WHAT IS EXPECTED |
Pull each line holding "城市建设前" out of the entries below.

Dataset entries
• • •

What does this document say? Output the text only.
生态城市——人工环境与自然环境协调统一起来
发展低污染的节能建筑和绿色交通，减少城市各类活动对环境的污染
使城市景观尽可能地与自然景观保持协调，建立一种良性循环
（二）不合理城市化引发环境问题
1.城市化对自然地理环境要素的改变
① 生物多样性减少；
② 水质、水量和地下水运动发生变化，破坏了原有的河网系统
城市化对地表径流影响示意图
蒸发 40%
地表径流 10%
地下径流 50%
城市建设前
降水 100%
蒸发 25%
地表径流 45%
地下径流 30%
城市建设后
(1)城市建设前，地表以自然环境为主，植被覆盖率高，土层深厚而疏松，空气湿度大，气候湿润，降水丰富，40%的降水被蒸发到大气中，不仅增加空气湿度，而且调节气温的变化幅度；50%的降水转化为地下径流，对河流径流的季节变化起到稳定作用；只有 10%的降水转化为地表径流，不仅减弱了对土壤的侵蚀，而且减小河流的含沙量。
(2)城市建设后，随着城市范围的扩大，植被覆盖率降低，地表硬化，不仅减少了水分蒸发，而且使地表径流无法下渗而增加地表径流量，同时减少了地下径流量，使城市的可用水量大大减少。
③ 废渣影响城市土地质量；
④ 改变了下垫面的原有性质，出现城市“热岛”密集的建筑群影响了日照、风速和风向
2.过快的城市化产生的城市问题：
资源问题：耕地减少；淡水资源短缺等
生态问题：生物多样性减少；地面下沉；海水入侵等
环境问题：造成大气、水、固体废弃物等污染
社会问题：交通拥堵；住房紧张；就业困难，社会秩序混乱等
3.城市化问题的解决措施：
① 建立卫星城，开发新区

• • •

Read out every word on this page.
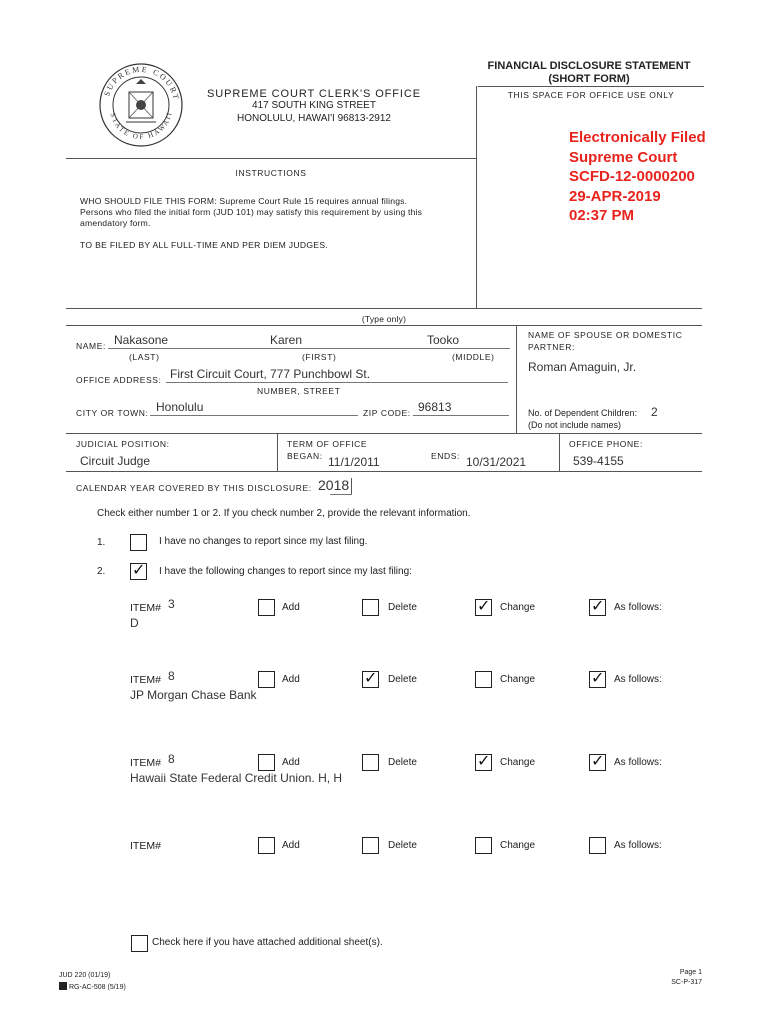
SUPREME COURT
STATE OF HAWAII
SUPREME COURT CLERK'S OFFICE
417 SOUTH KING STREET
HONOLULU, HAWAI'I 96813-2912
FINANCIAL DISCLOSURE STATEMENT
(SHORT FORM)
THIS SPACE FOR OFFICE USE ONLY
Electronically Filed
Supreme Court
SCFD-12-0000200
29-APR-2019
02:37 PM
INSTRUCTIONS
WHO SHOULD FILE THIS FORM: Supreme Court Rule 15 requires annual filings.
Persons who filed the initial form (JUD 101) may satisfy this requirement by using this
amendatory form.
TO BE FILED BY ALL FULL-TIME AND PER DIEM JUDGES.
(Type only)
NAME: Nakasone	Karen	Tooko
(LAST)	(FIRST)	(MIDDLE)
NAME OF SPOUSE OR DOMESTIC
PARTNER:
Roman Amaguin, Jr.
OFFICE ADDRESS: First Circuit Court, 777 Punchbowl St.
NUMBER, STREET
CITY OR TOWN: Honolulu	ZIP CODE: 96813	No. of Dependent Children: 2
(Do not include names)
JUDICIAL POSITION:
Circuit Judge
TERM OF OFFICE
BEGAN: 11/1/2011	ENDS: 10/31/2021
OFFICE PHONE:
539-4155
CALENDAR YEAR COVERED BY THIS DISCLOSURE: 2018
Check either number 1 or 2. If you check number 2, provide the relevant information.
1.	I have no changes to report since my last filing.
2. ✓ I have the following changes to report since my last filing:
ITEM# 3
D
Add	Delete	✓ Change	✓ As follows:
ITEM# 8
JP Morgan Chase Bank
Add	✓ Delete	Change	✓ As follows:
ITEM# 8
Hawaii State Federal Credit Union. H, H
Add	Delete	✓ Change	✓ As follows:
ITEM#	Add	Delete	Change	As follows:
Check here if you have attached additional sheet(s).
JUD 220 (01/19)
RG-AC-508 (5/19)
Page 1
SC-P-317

• • •

WRITTEN SOLUTION |
城市建设前
(1)城市建设前，地表以自然环境为主，植被覆盖率高，土层深厚而疏松，空气湿度大，气候湿润，降水丰富，40%的降水被蒸发到大气中，不仅增加空气湿度，而且调节气温的变化幅度；50%的降水转化为地下径流，对河流径流的季节变化起到稳定作用；只有 10%的降水转化为地表径流，不仅减弱了对土壤的侵蚀，而且减小河流的含沙量。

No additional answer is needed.